Your answer should be a single number: the count of lines that include "Raster".
━━━ PROVIDED DATA
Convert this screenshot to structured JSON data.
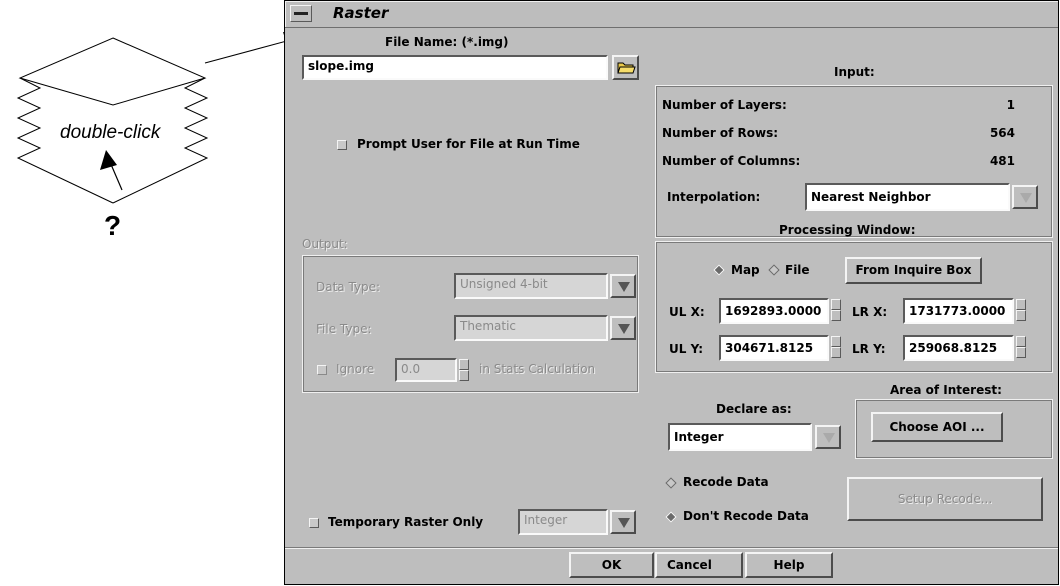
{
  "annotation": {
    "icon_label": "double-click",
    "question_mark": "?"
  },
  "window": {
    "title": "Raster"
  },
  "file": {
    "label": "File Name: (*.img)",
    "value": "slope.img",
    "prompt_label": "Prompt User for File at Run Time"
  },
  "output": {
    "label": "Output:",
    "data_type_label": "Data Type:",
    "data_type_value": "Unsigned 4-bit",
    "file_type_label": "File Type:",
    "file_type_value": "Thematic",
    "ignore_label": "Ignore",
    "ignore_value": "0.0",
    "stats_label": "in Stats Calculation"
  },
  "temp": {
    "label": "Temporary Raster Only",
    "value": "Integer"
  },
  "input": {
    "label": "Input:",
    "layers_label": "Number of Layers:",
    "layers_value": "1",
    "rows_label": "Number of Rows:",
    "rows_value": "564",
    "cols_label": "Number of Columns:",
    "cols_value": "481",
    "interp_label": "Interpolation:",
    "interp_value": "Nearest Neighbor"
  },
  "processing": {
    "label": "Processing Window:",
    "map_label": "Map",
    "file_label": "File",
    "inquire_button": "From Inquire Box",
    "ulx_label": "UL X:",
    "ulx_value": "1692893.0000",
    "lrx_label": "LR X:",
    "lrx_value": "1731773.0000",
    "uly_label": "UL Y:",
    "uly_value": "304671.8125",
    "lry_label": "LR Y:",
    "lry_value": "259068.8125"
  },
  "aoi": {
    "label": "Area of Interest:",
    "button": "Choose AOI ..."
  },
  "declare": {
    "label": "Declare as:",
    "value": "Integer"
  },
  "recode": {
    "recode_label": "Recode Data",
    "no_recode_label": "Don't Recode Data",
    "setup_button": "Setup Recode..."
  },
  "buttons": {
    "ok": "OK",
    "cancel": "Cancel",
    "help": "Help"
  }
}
━━━━━━
WORKED ANSWER -
2